Exercise goal: Write out only the lines running from the one that contains "Decode this image" to the end of the material, both ends included.

Dataset records:
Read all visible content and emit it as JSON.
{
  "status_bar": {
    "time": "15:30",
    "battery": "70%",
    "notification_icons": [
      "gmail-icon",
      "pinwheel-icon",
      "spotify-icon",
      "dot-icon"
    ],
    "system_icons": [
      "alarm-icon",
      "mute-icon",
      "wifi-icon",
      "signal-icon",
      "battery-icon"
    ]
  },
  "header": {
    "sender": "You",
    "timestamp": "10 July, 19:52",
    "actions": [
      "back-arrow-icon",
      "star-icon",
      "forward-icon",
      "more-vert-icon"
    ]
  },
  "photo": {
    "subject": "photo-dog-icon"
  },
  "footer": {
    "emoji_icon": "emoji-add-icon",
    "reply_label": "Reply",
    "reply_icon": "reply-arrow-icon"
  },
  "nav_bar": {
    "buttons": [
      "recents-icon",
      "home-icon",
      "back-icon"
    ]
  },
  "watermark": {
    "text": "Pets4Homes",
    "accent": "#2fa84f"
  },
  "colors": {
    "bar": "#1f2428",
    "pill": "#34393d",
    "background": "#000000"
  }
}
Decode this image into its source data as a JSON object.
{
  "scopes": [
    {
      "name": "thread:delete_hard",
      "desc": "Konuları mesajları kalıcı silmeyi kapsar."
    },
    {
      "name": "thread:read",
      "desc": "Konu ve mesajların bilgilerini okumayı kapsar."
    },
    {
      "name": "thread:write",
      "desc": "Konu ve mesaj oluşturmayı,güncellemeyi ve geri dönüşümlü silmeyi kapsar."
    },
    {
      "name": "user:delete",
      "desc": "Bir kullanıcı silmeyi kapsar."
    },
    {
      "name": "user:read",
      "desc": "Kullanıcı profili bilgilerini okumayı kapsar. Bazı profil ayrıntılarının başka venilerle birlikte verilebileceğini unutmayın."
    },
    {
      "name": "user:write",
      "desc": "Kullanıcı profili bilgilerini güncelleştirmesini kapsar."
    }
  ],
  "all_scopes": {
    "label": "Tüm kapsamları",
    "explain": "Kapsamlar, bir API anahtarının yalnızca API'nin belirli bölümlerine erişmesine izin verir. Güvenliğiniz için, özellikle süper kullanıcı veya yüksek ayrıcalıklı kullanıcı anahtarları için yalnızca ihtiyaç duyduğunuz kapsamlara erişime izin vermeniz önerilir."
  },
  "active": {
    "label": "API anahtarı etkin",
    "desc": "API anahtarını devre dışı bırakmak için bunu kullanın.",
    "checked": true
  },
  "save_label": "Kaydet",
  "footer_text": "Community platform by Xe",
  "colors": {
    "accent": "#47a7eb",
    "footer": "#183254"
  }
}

Result below:
Decode this image into its source data as a JSON object.
{
  "scopes": [
    {
      "name": "thread:delete_hard",
      "desc": "Konuları mesajları kalıcı silmeyi kapsar."
    },
    {
      "name": "thread:read",
      "desc": "Konu ve mesajların bilgilerini okumayı kapsar."
    },
    {
      "name": "thread:write",
      "desc": "Konu ve mesaj oluşturmayı,güncellemeyi ve geri dönüşümlü silmeyi kapsar."
    },
    {
      "name": "user:delete",
      "desc": "Bir kullanıcı silmeyi kapsar."
    },
    {
      "name": "user:read",
      "desc": "Kullanıcı profili bilgilerini okumayı kapsar. Bazı profil ayrıntılarının başka venilerle birlikte verilebileceğini unutmayın."
    },
    {
      "name": "user:write",
      "desc": "Kullanıcı profili bilgilerini güncelleştirmesini kapsar."
    }
  ],
  "all_scopes": {
    "label": "Tüm kapsamları",
    "explain": "Kapsamlar, bir API anahtarının yalnızca API'nin belirli bölümlerine erişmesine izin verir. Güvenliğiniz için, özellikle süper kullanıcı veya yüksek ayrıcalıklı kullanıcı anahtarları için yalnızca ihtiyaç duyduğunuz kapsamlara erişime izin vermeniz önerilir."
  },
  "active": {
    "label": "API anahtarı etkin",
    "desc": "API anahtarını devre dışı bırakmak için bunu kullanın.",
    "checked": true
  },
  "save_label": "Kaydet",
  "footer_text": "Community platform by Xe",
  "colors": {
    "accent": "#47a7eb",
    "footer": "#183254"
  }
}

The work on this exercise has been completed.